▸ Records to process
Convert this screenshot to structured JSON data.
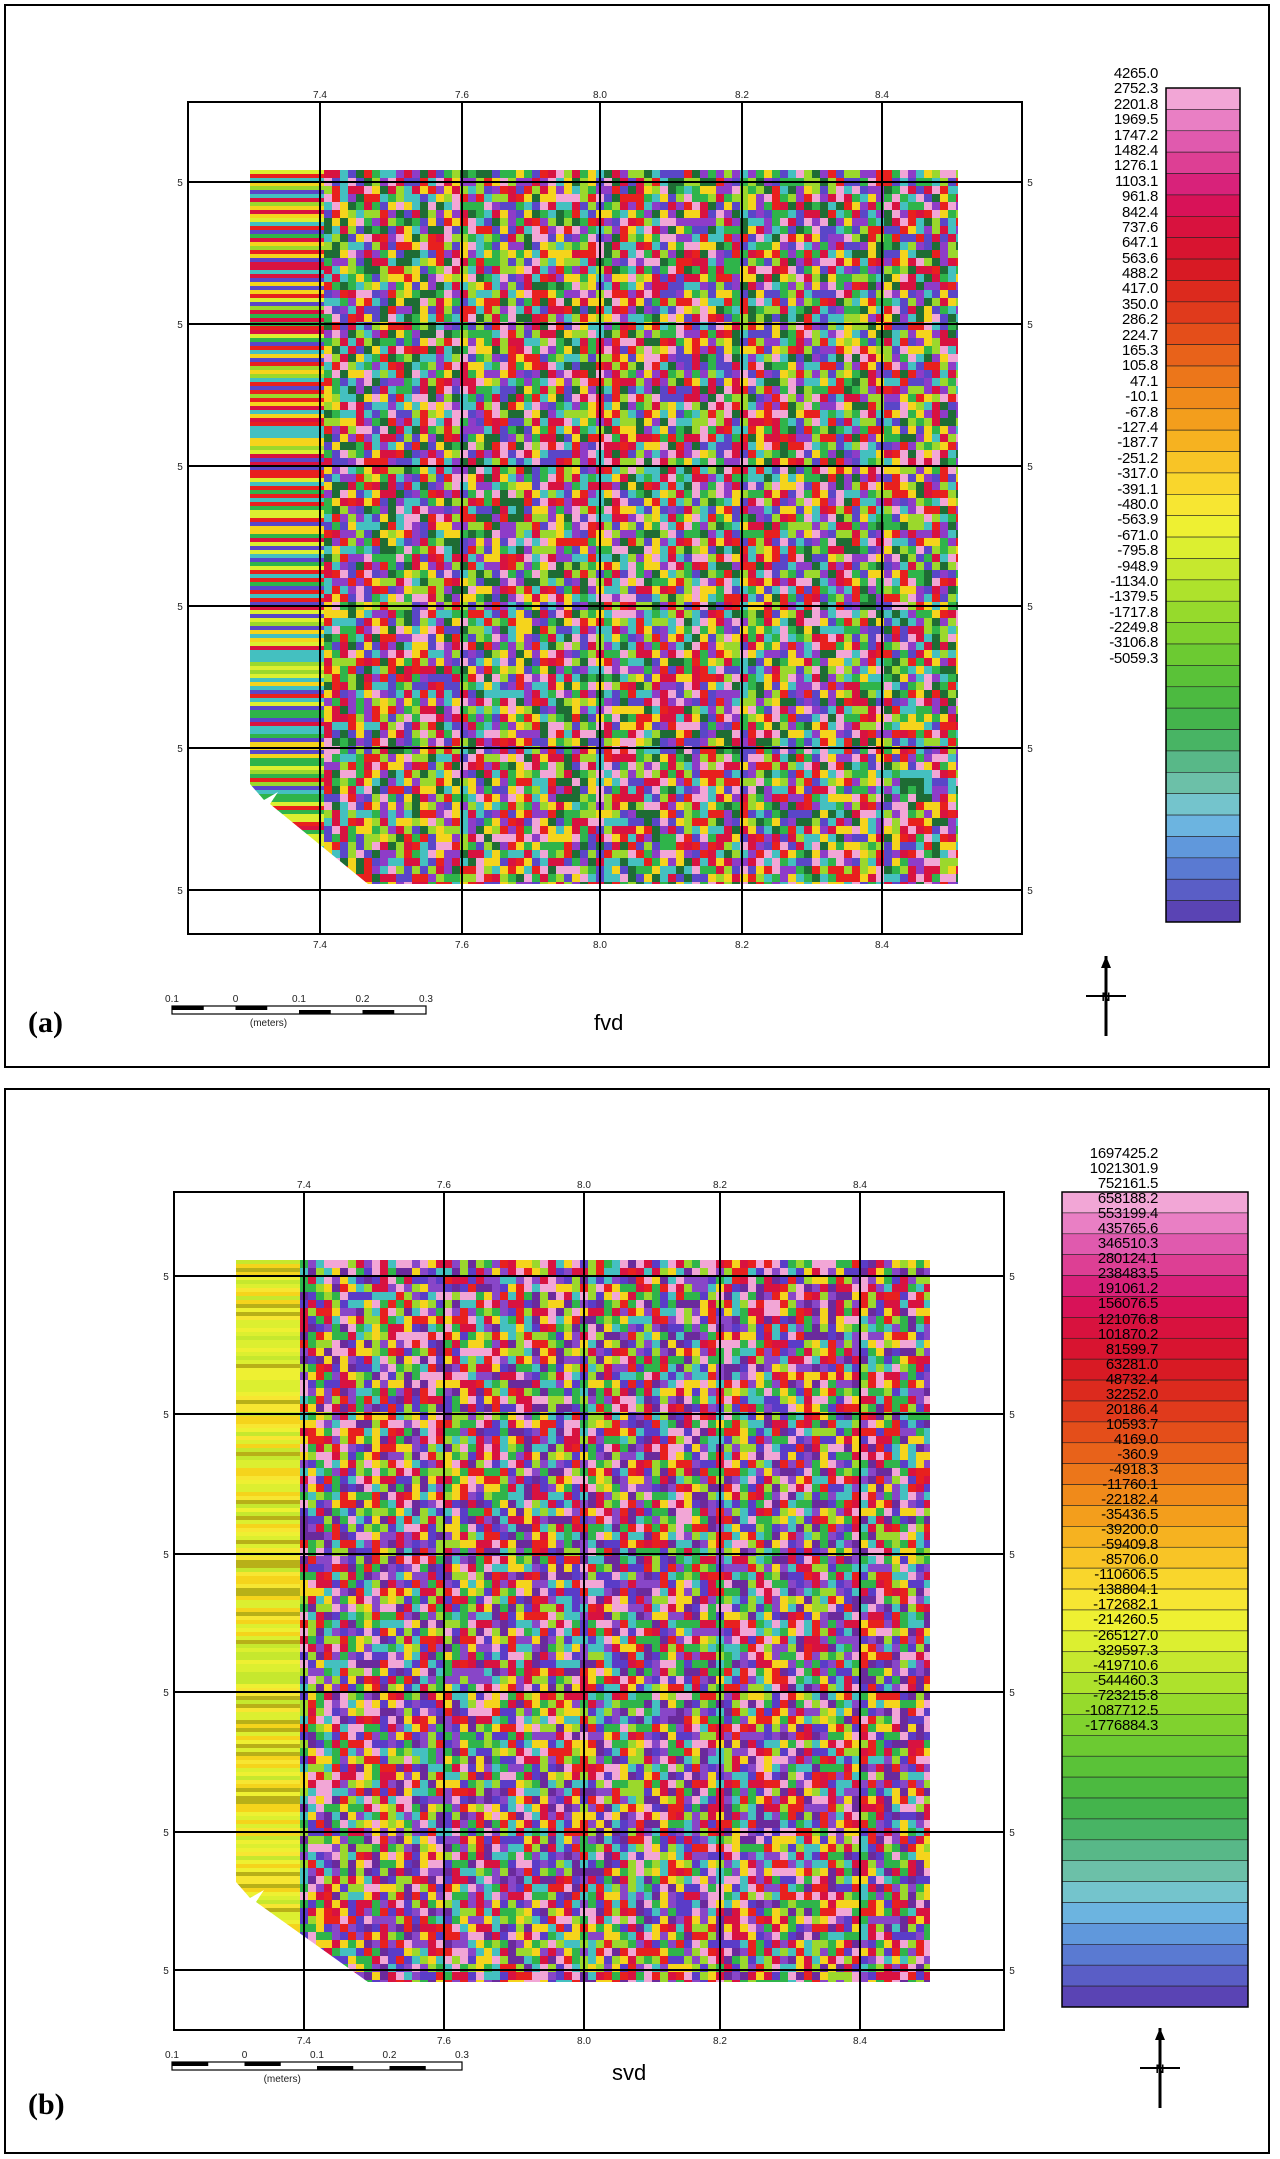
{
  "panels": [
    {
      "tag": "(a)",
      "title": "fvd",
      "colorbar_labels": [
        "4265.0",
        "2752.3",
        "2201.8",
        "1969.5",
        "1747.2",
        "1482.4",
        "1276.1",
        "1103.1",
        "961.8",
        "842.4",
        "737.6",
        "647.1",
        "563.6",
        "488.2",
        "417.0",
        "350.0",
        "286.2",
        "224.7",
        "165.3",
        "105.8",
        "47.1",
        "-10.1",
        "-67.8",
        "-127.4",
        "-187.7",
        "-251.2",
        "-317.0",
        "-391.1",
        "-480.0",
        "-563.9",
        "-671.0",
        "-795.8",
        "-948.9",
        "-1134.0",
        "-1379.5",
        "-1717.8",
        "-2249.8",
        "-3106.8",
        "-5059.3"
      ],
      "x_tick_labels": [
        "7.4",
        "7.6",
        "8.0",
        "8.2",
        "8.4"
      ],
      "y_tick_labels": [
        "5",
        "5",
        "5",
        "5",
        "5",
        "5"
      ],
      "scalebar": {
        "ticks": [
          "0.1",
          "0",
          "0.1",
          "0.2",
          "0.3"
        ],
        "unit": "(meters)"
      },
      "north_arrow": "N"
    },
    {
      "tag": "(b)",
      "title": "svd",
      "colorbar_labels": [
        "1697425.2",
        "1021301.9",
        "752161.5",
        "658188.2",
        "553199.4",
        "435765.6",
        "346510.3",
        "280124.1",
        "238483.5",
        "191061.2",
        "156076.5",
        "121076.8",
        "101870.2",
        "81599.7",
        "63281.0",
        "48732.4",
        "32252.0",
        "20186.4",
        "10593.7",
        "4169.0",
        "-360.9",
        "-4918.3",
        "-11760.1",
        "-22182.4",
        "-35436.5",
        "-39200.0",
        "-59409.8",
        "-85706.0",
        "-110606.5",
        "-138804.1",
        "-172682.1",
        "-214260.5",
        "-265127.0",
        "-329597.3",
        "-419710.6",
        "-544460.3",
        "-723215.8",
        "-1087712.5",
        "-1776884.3"
      ],
      "x_tick_labels": [
        "7.4",
        "7.6",
        "8.0",
        "8.2",
        "8.4"
      ],
      "y_tick_labels": [
        "5",
        "5",
        "5",
        "5",
        "5",
        "5"
      ],
      "scalebar": {
        "ticks": [
          "0.1",
          "0",
          "0.1",
          "0.2",
          "0.3"
        ],
        "unit": "(meters)"
      },
      "north_arrow": "N"
    }
  ],
  "colorbar_colors": [
    "#f2a6d6",
    "#e97fc4",
    "#e05aae",
    "#dd3f94",
    "#d8227a",
    "#d81258",
    "#d8123e",
    "#d81430",
    "#d81a24",
    "#dc2a1e",
    "#e03a1c",
    "#e44e1a",
    "#e8621a",
    "#ec761a",
    "#f08a1a",
    "#f39e1c",
    "#f6b220",
    "#f8c426",
    "#f9d62c",
    "#f7e632",
    "#eef032",
    "#dcef30",
    "#c6e82e",
    "#aee22c",
    "#96da2c",
    "#80d22e",
    "#6cca32",
    "#5ac238",
    "#4cba40",
    "#44b44c",
    "#48b464",
    "#58b888",
    "#6cc0a8",
    "#74c4cc",
    "#6cb4e0",
    "#6098dc",
    "#5a7ad2",
    "#5a5ec6",
    "#5a44b4"
  ],
  "pattern_colors": {
    "fvd": [
      "#d81240",
      "#e8201e",
      "#f5d41c",
      "#9bd82c",
      "#2fb44a",
      "#44c0c0",
      "#5a46c8",
      "#8e3cc8",
      "#f2a6d6",
      "#1e6c34"
    ],
    "svd": [
      "#5a3cc8",
      "#8846c8",
      "#d81240",
      "#f5d41c",
      "#9bd82c",
      "#2fb44a",
      "#44c0c0",
      "#f2a6d6",
      "#e8201e",
      "#6a2a9c"
    ]
  }
}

▸ Job
Your task is to return the entries above exactly, with no pictures.

▸ The solution
Convert this screenshot to structured JSON data.
{
  "panels": [
    {
      "tag": "(a)",
      "title": "fvd",
      "colorbar_labels": [
        "4265.0",
        "2752.3",
        "2201.8",
        "1969.5",
        "1747.2",
        "1482.4",
        "1276.1",
        "1103.1",
        "961.8",
        "842.4",
        "737.6",
        "647.1",
        "563.6",
        "488.2",
        "417.0",
        "350.0",
        "286.2",
        "224.7",
        "165.3",
        "105.8",
        "47.1",
        "-10.1",
        "-67.8",
        "-127.4",
        "-187.7",
        "-251.2",
        "-317.0",
        "-391.1",
        "-480.0",
        "-563.9",
        "-671.0",
        "-795.8",
        "-948.9",
        "-1134.0",
        "-1379.5",
        "-1717.8",
        "-2249.8",
        "-3106.8",
        "-5059.3"
      ],
      "x_tick_labels": [
        "7.4",
        "7.6",
        "8.0",
        "8.2",
        "8.4"
      ],
      "y_tick_labels": [
        "5",
        "5",
        "5",
        "5",
        "5",
        "5"
      ],
      "scalebar": {
        "ticks": [
          "0.1",
          "0",
          "0.1",
          "0.2",
          "0.3"
        ],
        "unit": "(meters)"
      },
      "north_arrow": "N"
    },
    {
      "tag": "(b)",
      "title": "svd",
      "colorbar_labels": [
        "1697425.2",
        "1021301.9",
        "752161.5",
        "658188.2",
        "553199.4",
        "435765.6",
        "346510.3",
        "280124.1",
        "238483.5",
        "191061.2",
        "156076.5",
        "121076.8",
        "101870.2",
        "81599.7",
        "63281.0",
        "48732.4",
        "32252.0",
        "20186.4",
        "10593.7",
        "4169.0",
        "-360.9",
        "-4918.3",
        "-11760.1",
        "-22182.4",
        "-35436.5",
        "-39200.0",
        "-59409.8",
        "-85706.0",
        "-110606.5",
        "-138804.1",
        "-172682.1",
        "-214260.5",
        "-265127.0",
        "-329597.3",
        "-419710.6",
        "-544460.3",
        "-723215.8",
        "-1087712.5",
        "-1776884.3"
      ],
      "x_tick_labels": [
        "7.4",
        "7.6",
        "8.0",
        "8.2",
        "8.4"
      ],
      "y_tick_labels": [
        "5",
        "5",
        "5",
        "5",
        "5",
        "5"
      ],
      "scalebar": {
        "ticks": [
          "0.1",
          "0",
          "0.1",
          "0.2",
          "0.3"
        ],
        "unit": "(meters)"
      },
      "north_arrow": "N"
    }
  ],
  "colorbar_colors": [
    "#f2a6d6",
    "#e97fc4",
    "#e05aae",
    "#dd3f94",
    "#d8227a",
    "#d81258",
    "#d8123e",
    "#d81430",
    "#d81a24",
    "#dc2a1e",
    "#e03a1c",
    "#e44e1a",
    "#e8621a",
    "#ec761a",
    "#f08a1a",
    "#f39e1c",
    "#f6b220",
    "#f8c426",
    "#f9d62c",
    "#f7e632",
    "#eef032",
    "#dcef30",
    "#c6e82e",
    "#aee22c",
    "#96da2c",
    "#80d22e",
    "#6cca32",
    "#5ac238",
    "#4cba40",
    "#44b44c",
    "#48b464",
    "#58b888",
    "#6cc0a8",
    "#74c4cc",
    "#6cb4e0",
    "#6098dc",
    "#5a7ad2",
    "#5a5ec6",
    "#5a44b4"
  ],
  "pattern_colors": {
    "fvd": [
      "#d81240",
      "#e8201e",
      "#f5d41c",
      "#9bd82c",
      "#2fb44a",
      "#44c0c0",
      "#5a46c8",
      "#8e3cc8",
      "#f2a6d6",
      "#1e6c34"
    ],
    "svd": [
      "#5a3cc8",
      "#8846c8",
      "#d81240",
      "#f5d41c",
      "#9bd82c",
      "#2fb44a",
      "#44c0c0",
      "#f2a6d6",
      "#e8201e",
      "#6a2a9c"
    ]
  }
}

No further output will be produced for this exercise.